TASK TO COMPLETE – Please write out exactly the lines that begin at the line containing "Extract all readable text from this page." and run to the end of the records.

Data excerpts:

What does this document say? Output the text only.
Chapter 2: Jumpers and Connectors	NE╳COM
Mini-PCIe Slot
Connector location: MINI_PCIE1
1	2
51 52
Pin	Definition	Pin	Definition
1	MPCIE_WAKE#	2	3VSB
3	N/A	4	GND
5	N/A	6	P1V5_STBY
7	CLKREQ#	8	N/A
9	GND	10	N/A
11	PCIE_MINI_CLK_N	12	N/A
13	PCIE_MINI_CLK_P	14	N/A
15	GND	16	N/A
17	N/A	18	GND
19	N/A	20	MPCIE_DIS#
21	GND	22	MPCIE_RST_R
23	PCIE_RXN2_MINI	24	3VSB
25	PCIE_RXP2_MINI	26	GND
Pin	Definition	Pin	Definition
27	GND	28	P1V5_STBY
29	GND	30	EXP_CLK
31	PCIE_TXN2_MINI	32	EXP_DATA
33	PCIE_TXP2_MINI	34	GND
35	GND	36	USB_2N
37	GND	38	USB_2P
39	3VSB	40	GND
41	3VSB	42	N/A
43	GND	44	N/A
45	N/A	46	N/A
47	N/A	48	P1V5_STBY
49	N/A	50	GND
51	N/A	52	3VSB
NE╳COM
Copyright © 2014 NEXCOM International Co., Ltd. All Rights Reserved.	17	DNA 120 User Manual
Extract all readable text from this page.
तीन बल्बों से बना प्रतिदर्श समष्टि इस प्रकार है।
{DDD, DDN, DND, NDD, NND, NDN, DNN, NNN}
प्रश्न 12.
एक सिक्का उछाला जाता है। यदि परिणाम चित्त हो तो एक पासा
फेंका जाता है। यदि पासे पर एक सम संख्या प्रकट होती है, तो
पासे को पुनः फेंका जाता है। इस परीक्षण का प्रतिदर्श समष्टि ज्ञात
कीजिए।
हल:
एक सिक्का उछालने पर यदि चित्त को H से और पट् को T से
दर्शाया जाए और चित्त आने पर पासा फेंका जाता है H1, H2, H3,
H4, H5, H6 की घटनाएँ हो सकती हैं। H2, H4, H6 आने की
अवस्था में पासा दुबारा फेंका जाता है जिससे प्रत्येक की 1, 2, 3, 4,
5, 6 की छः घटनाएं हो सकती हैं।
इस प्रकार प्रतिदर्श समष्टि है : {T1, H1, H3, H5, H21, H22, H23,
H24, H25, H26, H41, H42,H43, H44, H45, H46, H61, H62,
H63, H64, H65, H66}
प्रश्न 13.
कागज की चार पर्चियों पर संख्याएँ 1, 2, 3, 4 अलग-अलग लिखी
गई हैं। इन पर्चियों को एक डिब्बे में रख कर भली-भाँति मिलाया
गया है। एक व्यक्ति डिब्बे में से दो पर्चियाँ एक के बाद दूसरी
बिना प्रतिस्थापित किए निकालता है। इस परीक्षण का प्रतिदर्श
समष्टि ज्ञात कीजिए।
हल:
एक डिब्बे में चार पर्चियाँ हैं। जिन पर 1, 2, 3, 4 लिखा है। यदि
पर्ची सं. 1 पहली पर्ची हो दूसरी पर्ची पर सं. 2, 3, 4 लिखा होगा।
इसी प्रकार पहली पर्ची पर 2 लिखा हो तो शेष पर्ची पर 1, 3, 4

REPLY –
Extract all readable text from this page.
तीन बल्बों से बना प्रतिदर्श समष्टि इस प्रकार है।
{DDD, DDN, DND, NDD, NND, NDN, DNN, NNN}
प्रश्न 12.
एक सिक्का उछाला जाता है। यदि परिणाम चित्त हो तो एक पासा
फेंका जाता है। यदि पासे पर एक सम संख्या प्रकट होती है, तो
पासे को पुनः फेंका जाता है। इस परीक्षण का प्रतिदर्श समष्टि ज्ञात
कीजिए।
हल:
एक सिक्का उछालने पर यदि चित्त को H से और पट् को T से
दर्शाया जाए और चित्त आने पर पासा फेंका जाता है H1, H2, H3,
H4, H5, H6 की घटनाएँ हो सकती हैं। H2, H4, H6 आने की
अवस्था में पासा दुबारा फेंका जाता है जिससे प्रत्येक की 1, 2, 3, 4,
5, 6 की छः घटनाएं हो सकती हैं।
इस प्रकार प्रतिदर्श समष्टि है : {T1, H1, H3, H5, H21, H22, H23,
H24, H25, H26, H41, H42,H43, H44, H45, H46, H61, H62,
H63, H64, H65, H66}
प्रश्न 13.
कागज की चार पर्चियों पर संख्याएँ 1, 2, 3, 4 अलग-अलग लिखी
गई हैं। इन पर्चियों को एक डिब्बे में रख कर भली-भाँति मिलाया
गया है। एक व्यक्ति डिब्बे में से दो पर्चियाँ एक के बाद दूसरी
बिना प्रतिस्थापित किए निकालता है। इस परीक्षण का प्रतिदर्श
समष्टि ज्ञात कीजिए।
हल:
एक डिब्बे में चार पर्चियाँ हैं। जिन पर 1, 2, 3, 4 लिखा है। यदि
पर्ची सं. 1 पहली पर्ची हो दूसरी पर्ची पर सं. 2, 3, 4 लिखा होगा।
इसी प्रकार पहली पर्ची पर 2 लिखा हो तो शेष पर्ची पर 1, 3, 4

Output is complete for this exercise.